[Start of Record set]

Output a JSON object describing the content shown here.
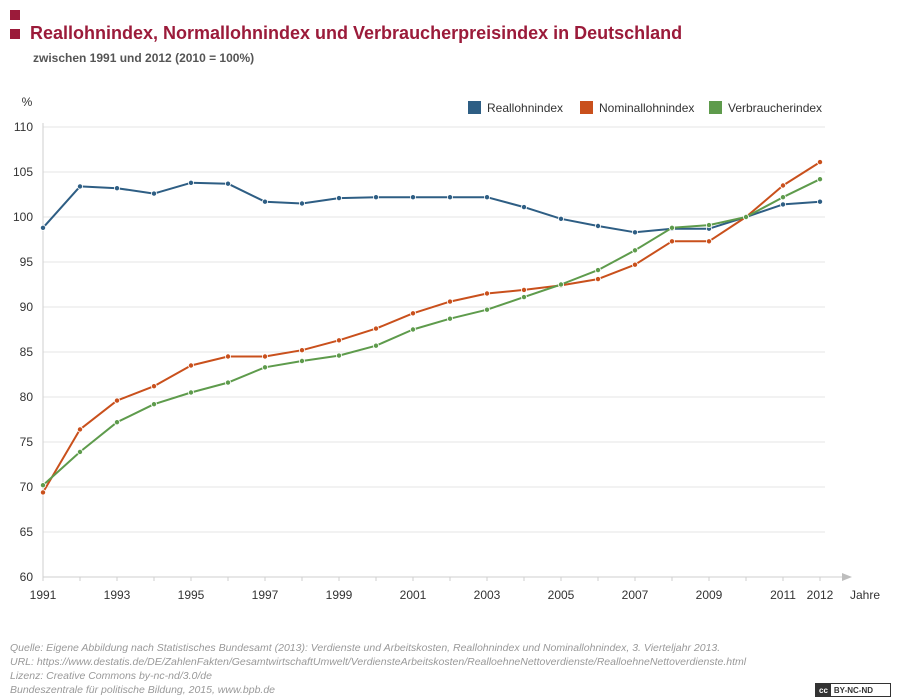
{
  "header": {
    "title": "Reallohnindex, Normallohnindex und Verbraucherpreisindex in Deutschland",
    "subtitle": "zwischen 1991 und 2012 (2010 = 100%)"
  },
  "chart_data": {
    "type": "line",
    "title": "Reallohnindex, Normallohnindex und Verbraucherpreisindex in Deutschland",
    "subtitle": "zwischen 1991 und 2012 (2010 = 100%)",
    "ylabel": "%",
    "xlabel": "Jahre",
    "ylim": [
      60,
      110
    ],
    "yticks": [
      60,
      65,
      70,
      75,
      80,
      85,
      90,
      95,
      100,
      105,
      110
    ],
    "xticks": [
      1991,
      1993,
      1995,
      1997,
      1999,
      2001,
      2003,
      2005,
      2007,
      2009,
      2011,
      2012
    ],
    "grid": "horizontal",
    "legend_position": "top-right",
    "x": [
      1991,
      1992,
      1993,
      1994,
      1995,
      1996,
      1997,
      1998,
      1999,
      2000,
      2001,
      2002,
      2003,
      2004,
      2005,
      2006,
      2007,
      2008,
      2009,
      2010,
      2011,
      2012
    ],
    "series": [
      {
        "name": "Reallohnindex",
        "color": "#2e5e84",
        "values": [
          98.8,
          103.4,
          103.2,
          102.6,
          103.8,
          103.7,
          101.7,
          101.5,
          102.1,
          102.2,
          102.2,
          102.2,
          102.2,
          101.1,
          99.8,
          99.0,
          98.3,
          98.7,
          98.7,
          100.0,
          101.4,
          101.7
        ]
      },
      {
        "name": "Nominallohnindex",
        "color": "#c9501c",
        "values": [
          69.4,
          76.4,
          79.6,
          81.2,
          83.5,
          84.5,
          84.5,
          85.2,
          86.3,
          87.6,
          89.3,
          90.6,
          91.5,
          91.9,
          92.4,
          93.1,
          94.7,
          97.3,
          97.3,
          100.0,
          103.5,
          106.1
        ]
      },
      {
        "name": "Verbraucherindex",
        "color": "#5e9b4c",
        "values": [
          70.2,
          73.9,
          77.2,
          79.2,
          80.5,
          81.6,
          83.3,
          84.0,
          84.6,
          85.7,
          87.5,
          88.7,
          89.7,
          91.1,
          92.5,
          94.1,
          96.3,
          98.8,
          99.1,
          100.0,
          102.2,
          104.2
        ]
      }
    ]
  },
  "footer": {
    "source_lines": [
      "Quelle: Eigene Abbildung nach Statistisches Bundesamt (2013): Verdienste und Arbeitskosten, Reallohnindex und Nominallohnindex, 3. Vierteljahr 2013.",
      "URL: https://www.destatis.de/DE/ZahlenFakten/GesamtwirtschaftUmwelt/VerdiensteArbeitskosten/RealloehneNettoverdienste/RealloehneNettoverdienste.html",
      "Lizenz: Creative Commons by-nc-nd/3.0/de",
      "Bundeszentrale für politische Bildung, 2015, www.bpb.de"
    ],
    "license_badge": {
      "cc": "cc",
      "terms": "BY-NC-ND"
    }
  }
}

[End of Record set]

Pull out all lines from the entries above in which the word "color" appears.

        "color": "#2e5e84",
        "color": "#c9501c",
        "color": "#5e9b4c",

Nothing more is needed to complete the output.